- [Provided passage]:
-- -- --
Abstract
Background and aim
Scanty data about inter-observer agreement (IOA) among pathologists in the evaluation of pancreatic samples acquired with EUS histology needle are available. The aim of this study was to determine IOA on adequacy of pancreatic histology specimens obtained with a 22G needle by a panel of experienced pathologist, in comparison with the 19G needle.
Methods
This multicentre prospective study involved 73 pancreatic specimens prepared using histology needles of different calibres. Five pathologists independently reviewed all the samples, assessing the presence of a core, specimen adequacy and the possibility to perform additional analyses. IOA determined by Fleiss’ Kappa statistic was used as the primary outcome measure. Secondary outcome was to compare 22G versus 19G needle results.
Results
A core was present in 57% of pancreatic specimens obtained by 22G needle. The specimens were considered adequate in 72% of cases, with poor agreement among pathologists (p = 0.02, Fleiss’ κ = 0.26). The possibility to perform further analyses was rated as ‘positive’ in 66% of cases without significant difference among observers (p = 0.80). When comparing the results, the presence of a core and the adequacy of tissue slides were significantly better for the 19G needle (57% vs. 84% p = 0.002; 72% vs. 83% p = 0.004, respectively). Reproducibility in the assessment of pancreatic sample adequacy was significantly better with the 19G needle (κ = 0.26 for 22G samples vs. κ = 0.81 for 19G samples).
Conclusions
Our results suggest that histology sampling of pancreatic masses should be performed with a 19G histology needle, since is able to provide a core in the majority of cases, with 83% of adequate specimens and excellent results in term of reproducibility among pathologists.
-- -- --
- [Material provided]:
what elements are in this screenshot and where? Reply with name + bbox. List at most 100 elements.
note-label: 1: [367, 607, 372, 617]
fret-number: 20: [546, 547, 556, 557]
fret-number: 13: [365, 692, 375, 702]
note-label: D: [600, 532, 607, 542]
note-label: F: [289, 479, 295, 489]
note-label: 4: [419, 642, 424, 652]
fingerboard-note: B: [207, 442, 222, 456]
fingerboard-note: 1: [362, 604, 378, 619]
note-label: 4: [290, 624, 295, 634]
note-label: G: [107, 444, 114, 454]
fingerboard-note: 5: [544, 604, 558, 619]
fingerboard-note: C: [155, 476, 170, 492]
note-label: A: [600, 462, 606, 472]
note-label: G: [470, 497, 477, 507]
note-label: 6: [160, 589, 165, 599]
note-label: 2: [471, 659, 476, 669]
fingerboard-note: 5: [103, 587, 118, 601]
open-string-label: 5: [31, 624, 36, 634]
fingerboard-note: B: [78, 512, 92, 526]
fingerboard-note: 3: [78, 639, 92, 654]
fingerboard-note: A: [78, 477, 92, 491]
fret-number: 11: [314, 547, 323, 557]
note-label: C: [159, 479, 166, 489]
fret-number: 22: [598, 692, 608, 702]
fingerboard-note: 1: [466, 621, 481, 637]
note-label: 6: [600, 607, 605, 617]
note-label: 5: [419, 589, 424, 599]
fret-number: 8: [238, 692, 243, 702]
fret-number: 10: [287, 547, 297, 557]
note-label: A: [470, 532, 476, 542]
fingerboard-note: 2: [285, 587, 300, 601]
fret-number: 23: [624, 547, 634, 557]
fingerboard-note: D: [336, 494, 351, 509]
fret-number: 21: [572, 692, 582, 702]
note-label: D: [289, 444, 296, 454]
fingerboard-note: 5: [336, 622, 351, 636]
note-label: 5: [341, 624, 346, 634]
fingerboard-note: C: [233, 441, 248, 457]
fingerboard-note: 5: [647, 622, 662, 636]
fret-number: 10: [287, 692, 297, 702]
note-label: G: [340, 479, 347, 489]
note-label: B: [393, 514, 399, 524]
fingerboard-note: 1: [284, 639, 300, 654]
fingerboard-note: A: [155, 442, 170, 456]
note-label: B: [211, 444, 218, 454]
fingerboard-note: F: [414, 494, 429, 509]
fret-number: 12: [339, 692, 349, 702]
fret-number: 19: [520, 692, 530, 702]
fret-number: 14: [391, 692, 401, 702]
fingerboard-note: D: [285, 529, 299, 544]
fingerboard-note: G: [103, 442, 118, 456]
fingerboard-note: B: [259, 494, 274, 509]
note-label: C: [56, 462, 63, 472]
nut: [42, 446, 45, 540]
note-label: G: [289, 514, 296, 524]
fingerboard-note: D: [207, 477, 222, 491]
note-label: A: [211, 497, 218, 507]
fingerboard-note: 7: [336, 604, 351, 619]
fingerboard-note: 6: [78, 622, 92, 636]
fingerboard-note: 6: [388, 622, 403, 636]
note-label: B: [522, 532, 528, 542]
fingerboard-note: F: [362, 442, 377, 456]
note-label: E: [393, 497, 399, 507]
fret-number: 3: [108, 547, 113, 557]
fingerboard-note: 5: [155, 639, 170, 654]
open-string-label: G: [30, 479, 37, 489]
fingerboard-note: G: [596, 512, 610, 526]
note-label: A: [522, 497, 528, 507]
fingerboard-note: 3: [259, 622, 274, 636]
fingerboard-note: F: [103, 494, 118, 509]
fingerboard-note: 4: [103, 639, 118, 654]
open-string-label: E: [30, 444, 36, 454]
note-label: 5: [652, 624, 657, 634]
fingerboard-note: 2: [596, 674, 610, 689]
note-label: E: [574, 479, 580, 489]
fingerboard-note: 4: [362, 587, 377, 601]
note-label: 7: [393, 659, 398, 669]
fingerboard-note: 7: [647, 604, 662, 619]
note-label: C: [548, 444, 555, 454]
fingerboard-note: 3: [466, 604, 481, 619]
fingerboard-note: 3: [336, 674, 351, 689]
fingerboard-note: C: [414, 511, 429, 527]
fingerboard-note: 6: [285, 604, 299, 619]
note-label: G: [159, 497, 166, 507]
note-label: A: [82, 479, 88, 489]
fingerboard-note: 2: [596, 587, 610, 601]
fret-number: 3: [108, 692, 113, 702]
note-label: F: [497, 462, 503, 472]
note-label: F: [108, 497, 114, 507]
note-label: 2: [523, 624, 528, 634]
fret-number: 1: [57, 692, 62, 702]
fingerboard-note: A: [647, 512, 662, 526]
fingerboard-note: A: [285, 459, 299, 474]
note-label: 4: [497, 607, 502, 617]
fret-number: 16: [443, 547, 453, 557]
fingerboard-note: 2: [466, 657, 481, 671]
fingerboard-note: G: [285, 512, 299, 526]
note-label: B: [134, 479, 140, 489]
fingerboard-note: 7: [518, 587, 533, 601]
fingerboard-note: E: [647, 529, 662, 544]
-- -- --
- [Exercise tasks]:
(a) According to the abstract on pancreatic biopsy needles, how many pathologists independently reviewed the samples?
(b) Reproduce the abstract on pancreatic biopsy needles word for word from "Conclusions" to "reproducibility among pathologists.".

- [Expected outputs]:
(a) Five pathologists.

(b)
Conclusions
Our results suggest that histology sampling of pancreatic masses should be performed with a 19G histology needle, since is able to provide a core in the majority of cases, with 83% of adequate specimens and excellent results in term of reproducibility among pathologists.